[start DATA EXCERPTS]

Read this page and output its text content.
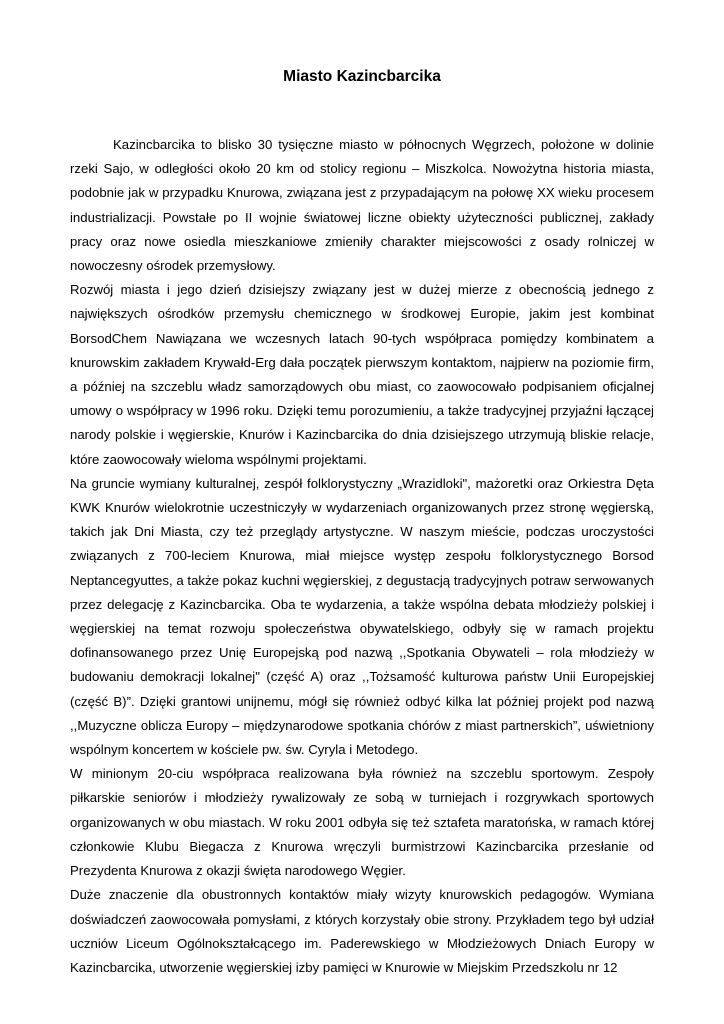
Miasto Kazincbarcika

Kazincbarcika to blisko 30 tysięczne miasto w północnych Węgrzech, położone w dolinie rzeki Sajo, w odległości około 20 km od stolicy regionu – Miszkolca. Nowożytna historia miasta, podobnie jak w przypadku Knurowa, związana jest z przypadającym na połowę XX wieku procesem industrializacji. Powstałe po II wojnie światowej liczne obiekty użyteczności publicznej, zakłady pracy oraz nowe osiedla mieszkaniowe zmieniły charakter miejscowości z osady rolniczej w nowoczesny ośrodek przemysłowy.

Rozwój miasta i jego dzień dzisiejszy związany jest w dużej mierze z obecnością jednego z największych ośrodków przemysłu chemicznego w środkowej Europie, jakim jest kombinat BorsodChem Nawiązana we wczesnych latach 90-tych współpraca pomiędzy kombinatem a knurowskim zakładem Krywałd-Erg dała początek pierwszym kontaktom, najpierw na poziomie firm, a później na szczeblu władz samorządowych obu miast, co zaowocowało podpisaniem oficjalnej umowy o współpracy w 1996 roku. Dzięki temu porozumieniu, a także tradycyjnej przyjaźni łączącej narody polskie i węgierskie, Knurów i Kazincbarcika do dnia dzisiejszego utrzymują bliskie relacje, które zaowocowały wieloma wspólnymi projektami.

Na gruncie wymiany kulturalnej, zespół folklorystyczny „Wrazidloki", mażoretki oraz Orkiestra Dęta KWK Knurów wielokrotnie uczestniczyły w wydarzeniach organizowanych przez stronę węgierską, takich jak Dni Miasta, czy też przeglądy artystyczne. W naszym mieście, podczas uroczystości związanych z 700-leciem Knurowa, miał miejsce występ zespołu folklorystycznego Borsod Neptancegyuttes, a także pokaz kuchni węgierskiej, z degustacją tradycyjnych potraw serwowanych przez delegację z Kazincbarcika. Oba te wydarzenia, a także wspólna debata młodzieży polskiej i węgierskiej na temat rozwoju społeczeństwa obywatelskiego, odbyły się w ramach projektu dofinansowanego przez Unię Europejską pod nazwą ,,Spotkania Obywateli – rola młodzieży w budowaniu demokracji lokalnej" (część A) oraz ,,Tożsamość kulturowa państw Unii Europejskiej (część B)”. Dzięki grantowi unijnemu, mógł się również odbyć kilka lat później projekt pod nazwą ,,Muzyczne oblicza Europy – międzynarodowe spotkania chórów z miast partnerskich”, uświetniony wspólnym koncertem w kościele pw. św. Cyryla i Metodego.

W minionym 20-ciu współpraca realizowana była również na szczeblu sportowym. Zespoły piłkarskie seniorów i młodzieży rywalizowały ze sobą w turniejach i rozgrywkach sportowych organizowanych w obu miastach. W roku 2001 odbyła się też sztafeta maratońska, w ramach której członkowie Klubu Biegacza z Knurowa wręczyli burmistrzowi Kazincbarcika przesłanie od Prezydenta Knurowa z okazji święta narodowego Węgier.

Duże znaczenie dla obustronnych kontaktów miały wizyty knurowskich pedagogów. Wymiana doświadczeń zaowocowała pomysłami, z których korzystały obie strony. Przykładem tego był udział uczniów Liceum Ogólnokształcącego im. Paderewskiego w Młodzieżowych Dniach Europy w Kazincbarcika, utworzenie węgierskiej izby pamięci w Knurowie w Miejskim Przedszkolu nr 12
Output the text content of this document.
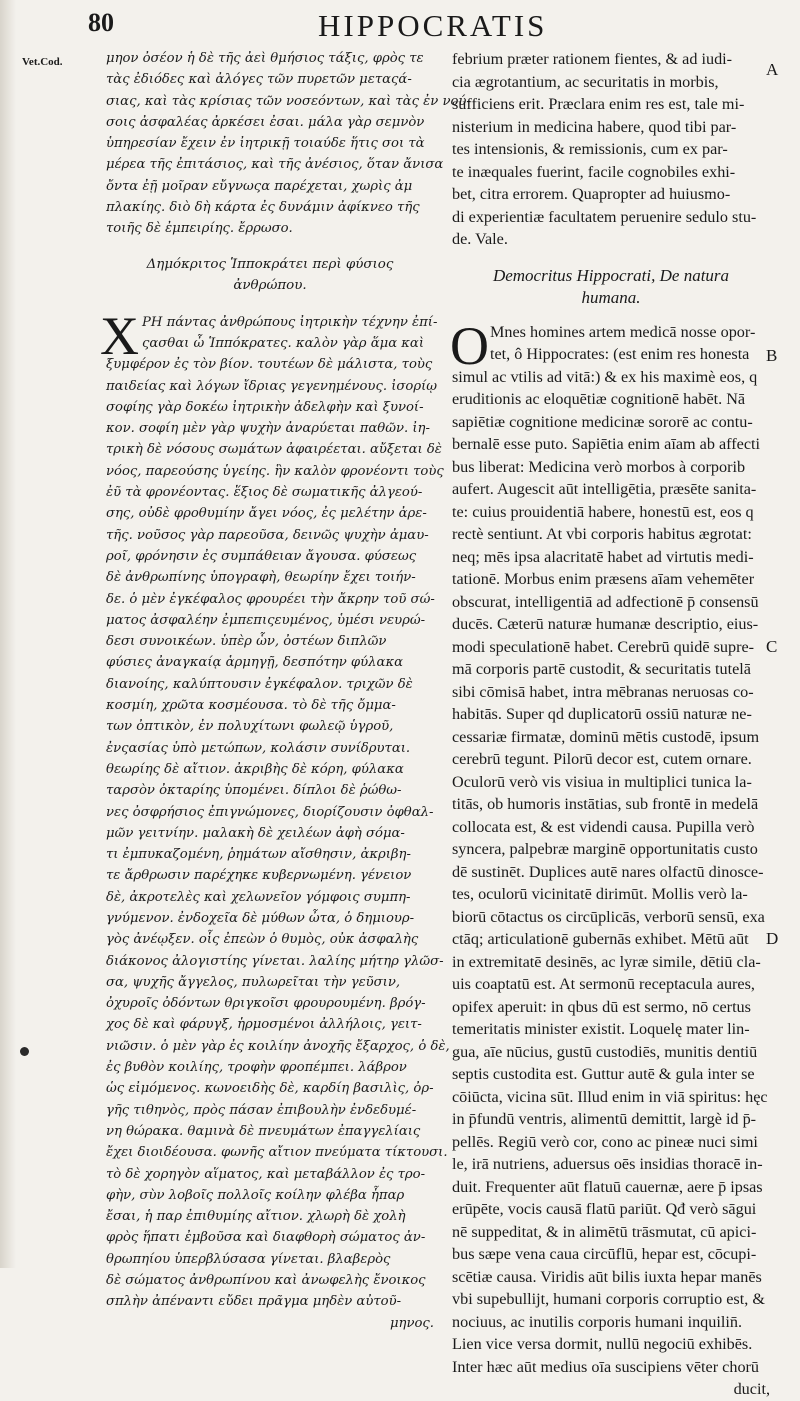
80	HIPPOCRATIS
Vet.Cod.	A
B
C
D
μηον ὀσέον ἡ δὲ τῆς ἀεὶ θμήσιος τάξις, φρὸς τε
τὰς ἐδιόδες καὶ ἀλόγες τῶν πυρετῶν μεταςά-
σιας, καὶ τὰς κρίσιας τῶν νοσεόντων, καὶ τὰς ἐν νού-
σοις ἀσφαλέας ἀρκέσει ἐσαι. μάλα γὰρ σεμνὸν
ὑπηρεσίαν ἔχειν ἐν ἰητρικῇ τοιαύδε ἥτις σοι τὰ
μέρεα τῆς ἐπιτάσιος, καὶ τῆς ἀνέσιος, ὅταν ἄνισα
ὄντα ἐῇ μοῖραν εὔγνωςα παρέχεται, χωρὶς ἀμ
πλακίης. διὸ δὴ κάρτα ἐς δυνάμιν ἀφίκνεο τῆς
τοιῆς δὲ ἐμπειρίης. ἔρρωσο.
Δημόκριτος Ἱπποκράτει περὶ φύσιος
ἀνθρώπου.
Χ ΡΗ πάντας ἀνθρώπους ἰητρικὴν τέχνην ἐπί-
ςασθαι ὦ Ἱππόκρατες. καλὸν γὰρ ἅμα καὶ
ξυμφέρον ἐς τὸν βίον. τουτέων δὲ μάλιστα, τοὺς
παιδείας καὶ λόγων ἴδριας γεγενημένους. ἰσορίῳ
σοφίης γὰρ δοκέω ἰητρικὴν ἀδελφὴν καὶ ξυνοί-
κον. σοφίη μὲν γὰρ ψυχὴν ἀναρύεται παθῶν. ἰη-
τρικὴ δὲ νόσους σωμάτων ἀφαιρέεται. αὔξεται δὲ
νόος, παρεούσης ὑγείης. ἣν καλὸν φρονέοντι τοὺς
ἐῦ τὰ φρονέοντας. ἕξιος δὲ σωματικῆς ἀλγεού-
σης, οὐδὲ φροθυμίην ἄγει νόος, ἐς μελέτην ἀρε-
τῆς. νοῦσος γὰρ παρεοῦσα, δεινῶς ψυχὴν ἀμαυ-
ροῖ, φρόνησιν ἐς συμπάθειαν ἄγουσα. φύσεως
δὲ ἀνθρωπίνης ὑπογραφὴ, θεωρίην ἔχει τοιήν-
δε. ὁ μὲν ἐγκέφαλος φρουρέει τὴν ἄκρην τοῦ σώ-
ματος ἀσφαλέην ἐμπεπιςευμένος, ὑμέσι νευρώ-
δεσι συνοικέων. ὑπὲρ ὧν, ὀστέων διπλῶν
φύσιες ἀναγκαίᾳ ἁρμηγῇ, δεσπότην φύλακα
διανοίης, καλύπτουσιν ἐγκέφαλον. τριχῶν δὲ
κοσμίη, χρῶτα κοσμέουσα. τὸ δὲ τῆς ὄμμα-
των ὀπτικὸν, ἐν πολυχίτωνι φωλεῷ ὑγροῦ,
ἐνςασίας ὑπὸ μετώπων, κολάσιν συνίδρυται.
θεωρίης δὲ αἴτιον. ἀκριβὴς δὲ κόρη, φύλακα
ταρσὸν ὀκταρίης ὑπομένει. δίπλοι δὲ ῥώθω-
νες ὀσφρήσιος ἐπιγνώμονες, διορίζουσιν ὀφθαλ-
μῶν γειτνίην. μαλακὴ δὲ χειλέων ἀφὴ σόμα-
τι ἐμπυκαζομένη, ῥημάτων αἴσθησιν, ἀκριβη-
τε ἄρθρωσιν παρέχηκε κυβερνωμένη. γένειον
δὲ, ἀκροτελὲς καὶ χελωνεῖον γόμφοις συμπη-
γνύμενον. ἐνδοχεῖα δὲ μύθων ὦτα, ὁ δημιουρ-
γὸς ἀνέῳξεν. οἷς ἐπεὼν ὁ θυμὸς, οὐκ ἀσφαλὴς
διάκονος ἀλογιστίης γίνεται. λαλίης μήτηρ γλῶσ-
σα, ψυχῆς ἄγγελος, πυλωρεῖται τὴν γεῦσιν,
ὀχυροῖς ὀδόντων θριγκοῖσι φρουρουμένη. βρόγ-
χος δὲ καὶ φάρυγξ, ἡρμοσμένοι ἀλλήλοις, γειτ-
νιῶσιν. ὁ μὲν γὰρ ἐς κοιλίην ἀνοχῆς ἔξαρχος, ὁ δὲ,
ἐς βυθὸν κοιλίης, τροφὴν φροπέμπει. λάβρον
ὡς εἰμόμενος. κωνοειδὴς δὲ, καρδίη βασιλὶς, ὀρ-
γῆς τιθηνὸς, πρὸς πάσαν ἐπιβουλὴν ἐνδεδυμέ-
νη θώρακα. θαμινὰ δὲ πνευμάτων ἐπαγγελίαις
ἔχει διοιδέουσα. φωνῆς αἴτιον πνεύματα τίκτουσι.
τὸ δὲ χορηγὸν αἵματος, καὶ μεταβάλλον ἐς τρο-
φὴν, σὺν λοβοῖς πολλοῖς κοίλην φλέβα ἧπαρ
ἔσαι, ἡ παρ ἐπιθυμίης αἴτιον. χλωρὴ δὲ χολὴ
φρὸς ἥπατι ἐμβοῦσα καὶ διαφθορὴ σώματος ἀν-
θρωπηίου ὑπερβλύσασα γίνεται. βλαβερὸς
δὲ σώματος ἀνθρωπίνου καὶ ἀνωφελὴς ἔνοικος
σπλὴν ἀπέναντι εὔδει πρᾶγμα μηδὲν αὐτοῦ-
μηνος.
febrium præter rationem fientes, & ad iudi-
cia ægrotantium, ac securitatis in morbis,
sufficiens erit. Præclara enim res est, tale mi-
nisterium in medicina habere, quod tibi par-
tes intensionis, & remissionis, cum ex par-
te inæquales fuerint, facile cognobiles exhi-
bet, citra errorem. Quapropter ad huiusmo-
di experientiæ facultatem peruenire sedulo stu-
de. Vale.
Democritus Hippocrati, De natura
humana.
O Mnes homines artem medicā nosse opor-
tet, ô Hippocrates: (est enim res honesta
simul ac vtilis ad vitā:) & ex his maximè eos, q
eruditionis ac eloquētiæ cognitionē habēt. Nā
sapiētiæ cognitione medicinæ sororē ac contu-
bernalē esse puto. Sapiētia enim aīam ab affecti
bus liberat: Medicina verò morbos à corporib
aufert. Augescit aūt intelligētia, præsēte sanita-
te: cuius prouidentiā habere, honestū est, eos q
rectè sentiunt. At vbi corporis habitus ægrotat:
neq; mēs ipsa alacritatē habet ad virtutis medi-
tationē. Morbus enim præsens aīam vehemēter
obscurat, intelligentiā ad adfectionē p̄ consensū
ducēs. Cæterū naturæ humanæ descriptio, eius-
modi speculationē habet. Cerebrū quidē supre-
mā corporis partē custodit, & securitatis tutelā
sibi cōmisā habet, intra mēbranas neruosas co-
habitās. Super qd duplicatorū ossiū naturæ ne-
cessariæ firmatæ, dominū mētis custodē, ipsum
cerebrū tegunt. Pilorū decor est, cutem ornare.
Oculorū verò vis visiua in multiplici tunica la-
titās, ob humoris instātias, sub frontē in medelā
collocata est, & est videndi causa. Pupilla verò
syncera, palpebræ marginē opportunitatis custo
dē sustinēt. Duplices autē nares olfactū dinosce-
tes, oculorū vicinitatē dirimūt. Mollis verò la-
biorū cōtactus os circūplicās, verborū sensū, exa
ctāq; articulationē gubernās exhibet. Mētū aūt
in extremitatē desinēs, ac lyræ simile, dētiū cla-
uis coaptatū est. At sermonū receptacula aures,
opifex aperuit: in qbus dū est sermo, nō certus
temeritatis minister existit. Loquelę mater lin-
gua, aīe nūcius, gustū custodiēs, munitis dentiū
septis custodita est. Guttur autē & gula inter se
cōiūcta, vicina sūt. Illud enim in viā spiritus: hęc
in p̄fundū ventris, alimentū demittit, largè id p̄-
pellēs. Regiū verò cor, cono ac pineæ nuci simi
le, irā nutriens, aduersus oēs insidias thoracē in-
duit. Frequenter aūt flatuū cauernæ, aere p̄ ipsas
erūpēte, vocis causā flatū pariūt. Qđ verò sāgui
nē suppeditat, & in alimētū trāsmutat, cū apici-
bus sæpe vena caua circūflū, hepar est, cōcupi-
scētiæ causa. Viridis aūt bilis iuxta hepar manēs
vbi supebullijt, humani corporis corruptio est, &
nociuus, ac inutilis corporis humani inquilin̄.
Lien vice versa dormit, nullū negociū exhibēs.
Inter hæc aūt medius oīa suscipiens vēter chorū
ducit,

[end DATA EXCERPTS]

Within the entries above, report how many lines include "autē", and keep the answer to the number.

2